[A block of data]
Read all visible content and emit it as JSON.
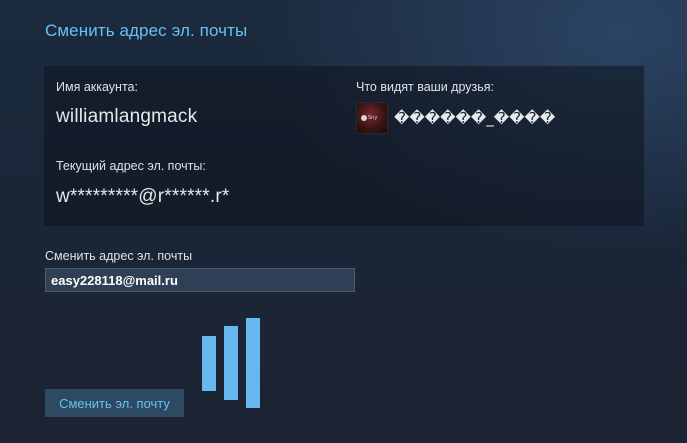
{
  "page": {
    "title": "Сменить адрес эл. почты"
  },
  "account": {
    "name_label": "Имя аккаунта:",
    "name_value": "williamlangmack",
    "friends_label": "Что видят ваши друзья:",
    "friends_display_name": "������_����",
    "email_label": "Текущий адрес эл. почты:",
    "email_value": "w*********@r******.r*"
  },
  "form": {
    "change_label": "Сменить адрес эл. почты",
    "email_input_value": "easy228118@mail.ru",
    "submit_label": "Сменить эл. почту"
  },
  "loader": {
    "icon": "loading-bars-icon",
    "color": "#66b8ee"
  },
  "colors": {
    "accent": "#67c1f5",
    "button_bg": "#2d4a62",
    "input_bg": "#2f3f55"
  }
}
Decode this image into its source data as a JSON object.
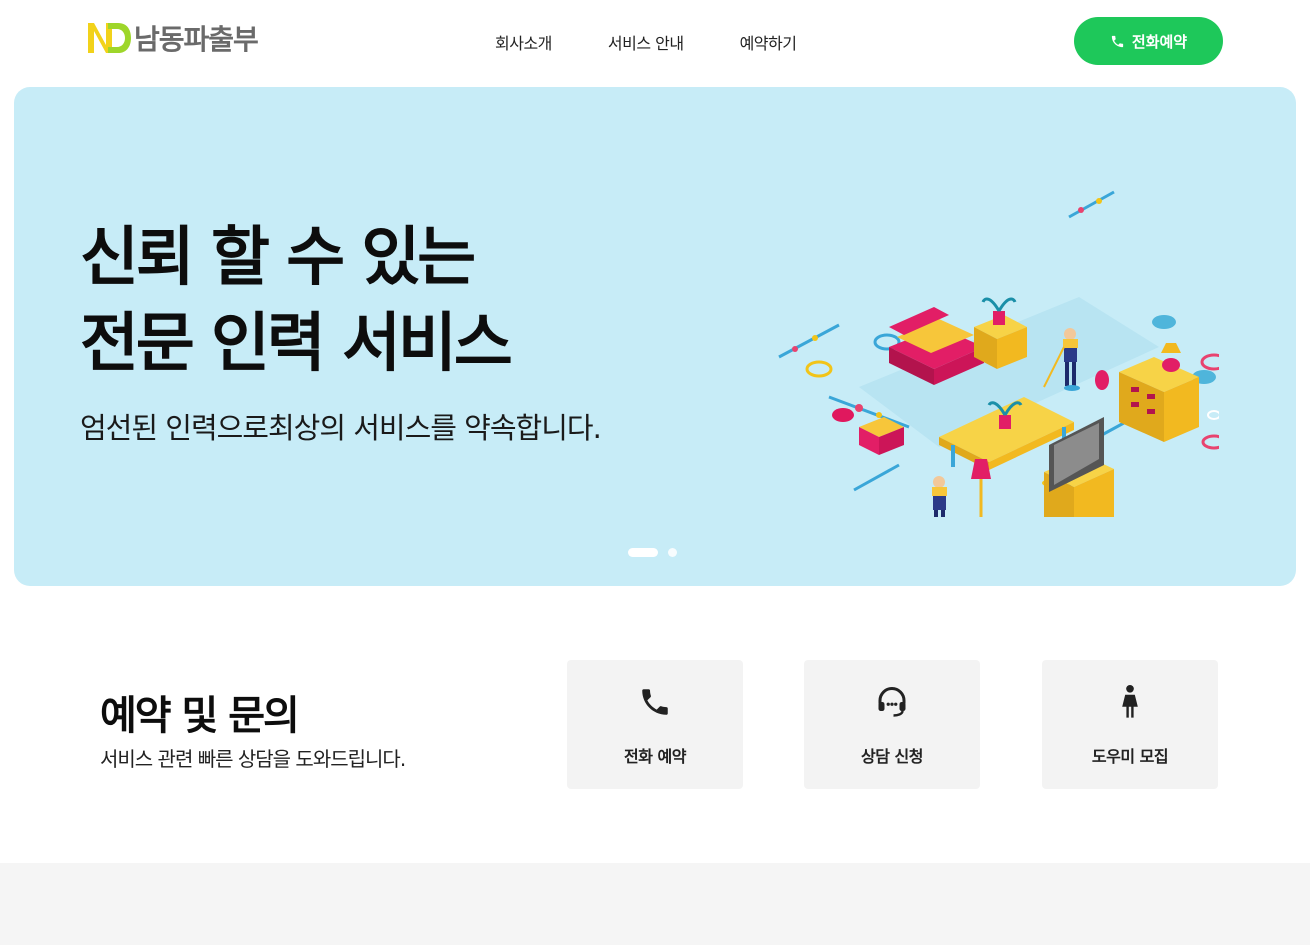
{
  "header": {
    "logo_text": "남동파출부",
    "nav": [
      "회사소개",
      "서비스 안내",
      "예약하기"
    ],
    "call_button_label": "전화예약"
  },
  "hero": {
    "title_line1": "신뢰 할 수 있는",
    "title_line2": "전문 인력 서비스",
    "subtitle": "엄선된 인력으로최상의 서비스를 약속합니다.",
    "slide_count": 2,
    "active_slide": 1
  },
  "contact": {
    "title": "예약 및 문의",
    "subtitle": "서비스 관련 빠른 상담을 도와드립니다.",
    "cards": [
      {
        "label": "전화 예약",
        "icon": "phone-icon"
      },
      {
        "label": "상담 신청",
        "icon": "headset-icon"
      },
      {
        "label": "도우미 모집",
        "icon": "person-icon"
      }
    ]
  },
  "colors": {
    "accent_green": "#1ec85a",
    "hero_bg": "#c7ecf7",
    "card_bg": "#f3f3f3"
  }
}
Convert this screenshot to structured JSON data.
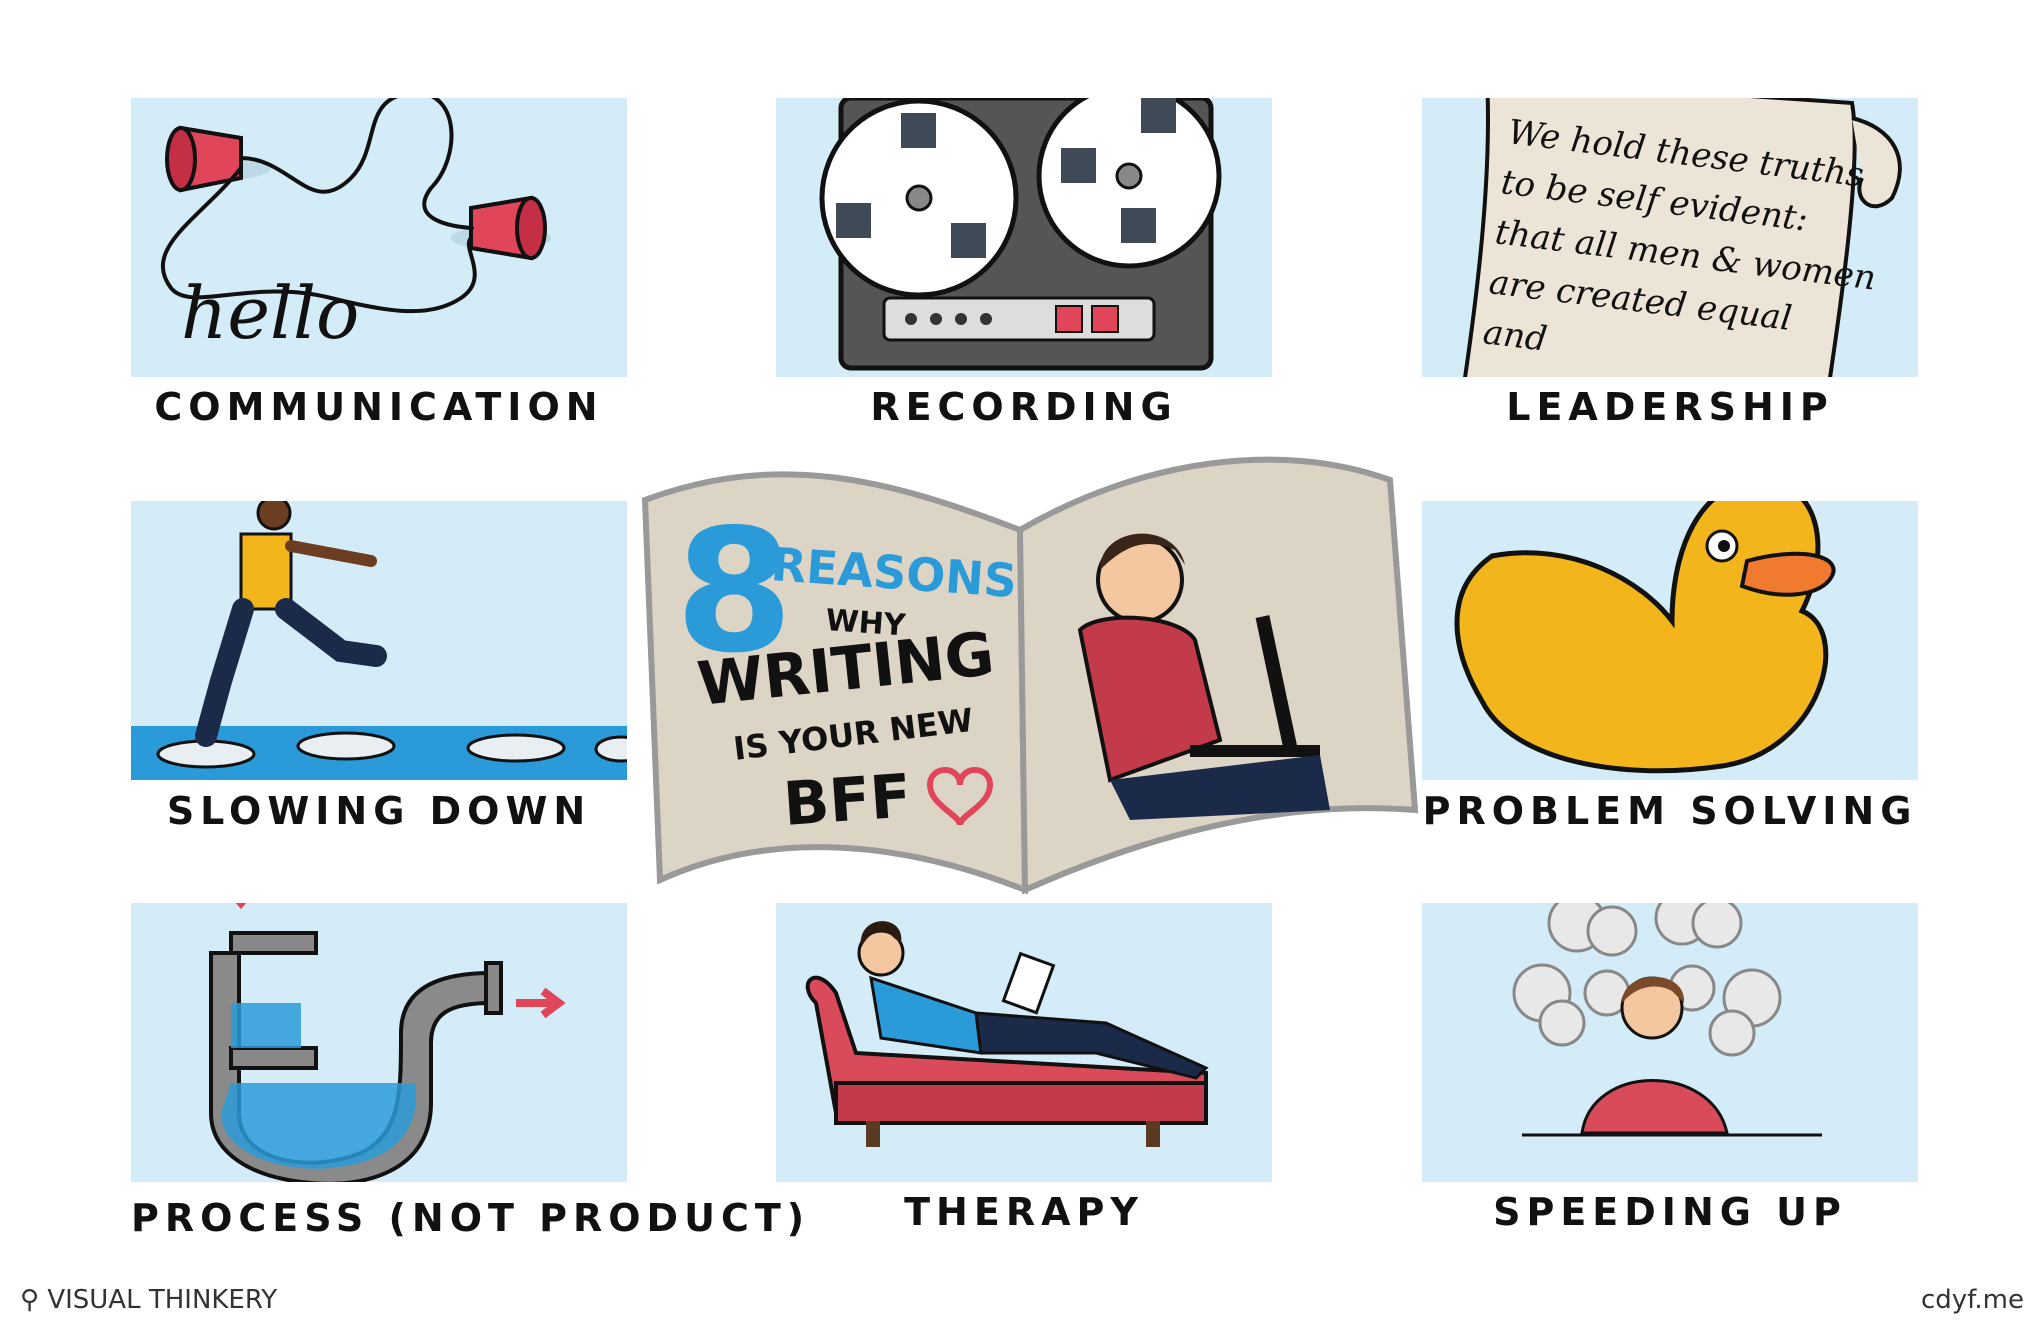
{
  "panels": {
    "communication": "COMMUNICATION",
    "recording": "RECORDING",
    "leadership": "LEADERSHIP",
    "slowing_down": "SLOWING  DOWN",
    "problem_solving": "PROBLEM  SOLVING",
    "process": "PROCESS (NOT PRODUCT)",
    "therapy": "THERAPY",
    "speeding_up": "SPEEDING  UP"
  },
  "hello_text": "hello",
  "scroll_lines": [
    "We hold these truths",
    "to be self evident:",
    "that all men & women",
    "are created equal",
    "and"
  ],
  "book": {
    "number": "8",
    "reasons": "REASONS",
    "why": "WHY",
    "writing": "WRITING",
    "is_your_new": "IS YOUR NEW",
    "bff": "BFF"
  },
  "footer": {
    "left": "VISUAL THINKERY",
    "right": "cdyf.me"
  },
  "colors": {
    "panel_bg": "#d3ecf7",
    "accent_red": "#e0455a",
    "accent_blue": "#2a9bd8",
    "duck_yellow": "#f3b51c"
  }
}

To be done:
Every record above should be written out again exactly; the pictures stay out of the copy.

Solution to the exercise:
Read all visible content and emit it as JSON.
{
  "page": {
    "title": "Сменить адрес эл. почты"
  },
  "account": {
    "name_label": "Имя аккаунта:",
    "name_value": "williamlangmack",
    "friends_label": "Что видят ваши друзья:",
    "friends_display_name": "������_����",
    "email_label": "Текущий адрес эл. почты:",
    "email_value": "w*********@r******.r*"
  },
  "form": {
    "change_label": "Сменить адрес эл. почты",
    "email_input_value": "easy228118@mail.ru",
    "submit_label": "Сменить эл. почту"
  },
  "loader": {
    "icon": "loading-bars-icon",
    "color": "#66b8ee"
  },
  "colors": {
    "accent": "#67c1f5",
    "button_bg": "#2d4a62",
    "input_bg": "#2f3f55"
  }
}
Decode this image into its source data as a JSON object.
{
  "header": {
    "logo_text": "남동파출부",
    "nav": [
      "회사소개",
      "서비스 안내",
      "예약하기"
    ],
    "call_button_label": "전화예약"
  },
  "hero": {
    "title_line1": "신뢰 할 수 있는",
    "title_line2": "전문 인력 서비스",
    "subtitle": "엄선된 인력으로최상의 서비스를 약속합니다.",
    "slide_count": 2,
    "active_slide": 1
  },
  "contact": {
    "title": "예약 및 문의",
    "subtitle": "서비스 관련 빠른 상담을 도와드립니다.",
    "cards": [
      {
        "label": "전화 예약",
        "icon": "phone-icon"
      },
      {
        "label": "상담 신청",
        "icon": "headset-icon"
      },
      {
        "label": "도우미 모집",
        "icon": "person-icon"
      }
    ]
  },
  "colors": {
    "accent_green": "#1ec85a",
    "hero_bg": "#c7ecf7",
    "card_bg": "#f3f3f3"
  }
}
Convert this screenshot to structured JSON data.
{
  "panels": {
    "communication": "COMMUNICATION",
    "recording": "RECORDING",
    "leadership": "LEADERSHIP",
    "slowing_down": "SLOWING  DOWN",
    "problem_solving": "PROBLEM  SOLVING",
    "process": "PROCESS (NOT PRODUCT)",
    "therapy": "THERAPY",
    "speeding_up": "SPEEDING  UP"
  },
  "hello_text": "hello",
  "scroll_lines": [
    "We hold these truths",
    "to be self evident:",
    "that all men & women",
    "are created equal",
    "and"
  ],
  "book": {
    "number": "8",
    "reasons": "REASONS",
    "why": "WHY",
    "writing": "WRITING",
    "is_your_new": "IS YOUR NEW",
    "bff": "BFF"
  },
  "footer": {
    "left": "VISUAL THINKERY",
    "right": "cdyf.me"
  },
  "colors": {
    "panel_bg": "#d3ecf7",
    "accent_red": "#e0455a",
    "accent_blue": "#2a9bd8",
    "duck_yellow": "#f3b51c"
  }
}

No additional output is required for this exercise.